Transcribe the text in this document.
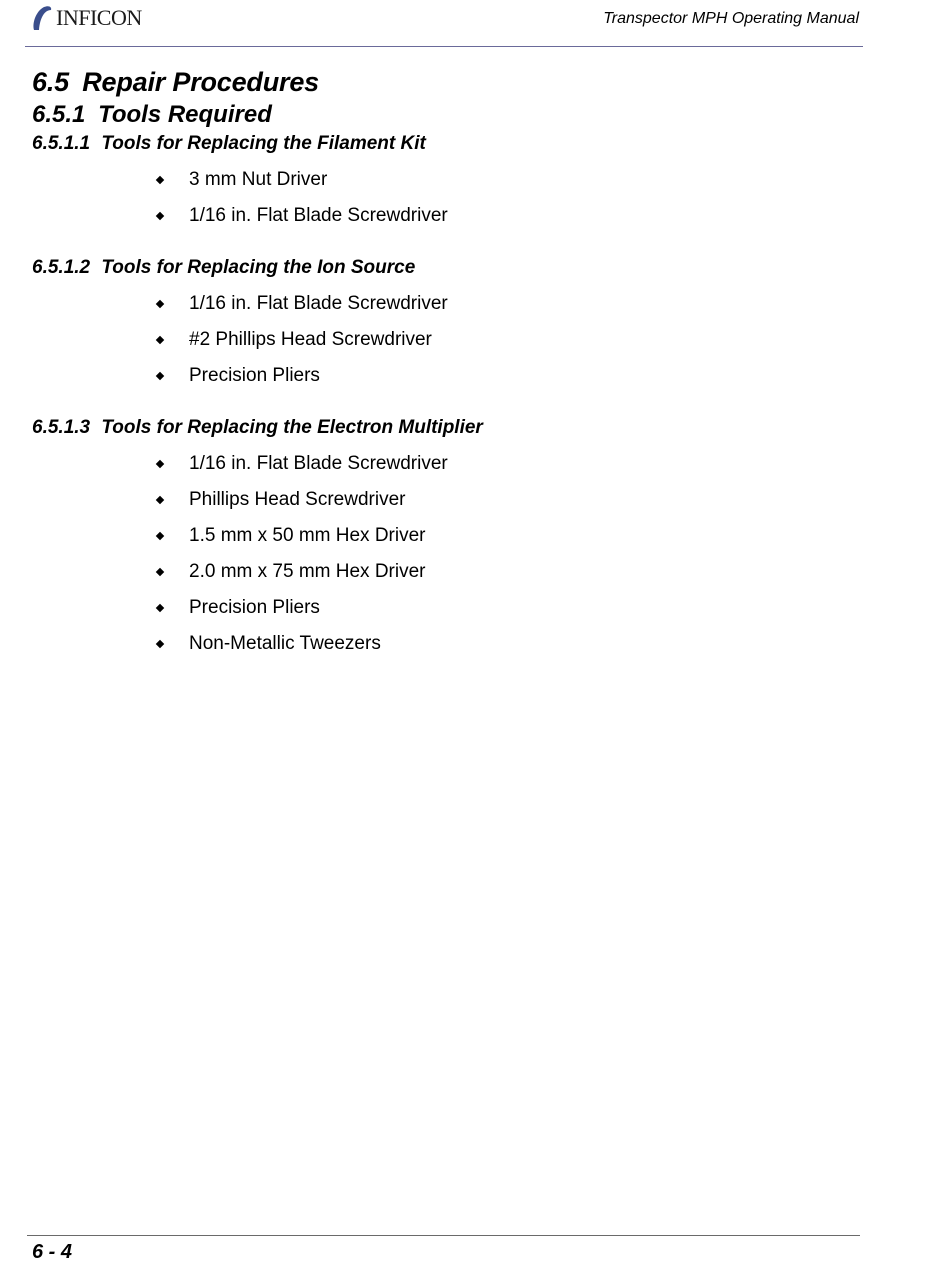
INFICON	Transpector MPH Operating Manual
6.5 Repair Procedures
6.5.1 Tools Required
6.5.1.1 Tools for Replacing the Filament Kit
3 mm Nut Driver
1/16 in. Flat Blade Screwdriver
6.5.1.2 Tools for Replacing the Ion Source
1/16 in. Flat Blade Screwdriver
#2 Phillips Head Screwdriver
Precision Pliers
6.5.1.3 Tools for Replacing the Electron Multiplier
1/16 in. Flat Blade Screwdriver
Phillips Head Screwdriver
1.5 mm x 50 mm Hex Driver
2.0 mm x 75 mm Hex Driver
Precision Pliers
Non-Metallic Tweezers
6 - 4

Problem description: Which lines hold the string "Phillips"? List them all.

Response to this task:
#2 Phillips Head Screwdriver
Phillips Head Screwdriver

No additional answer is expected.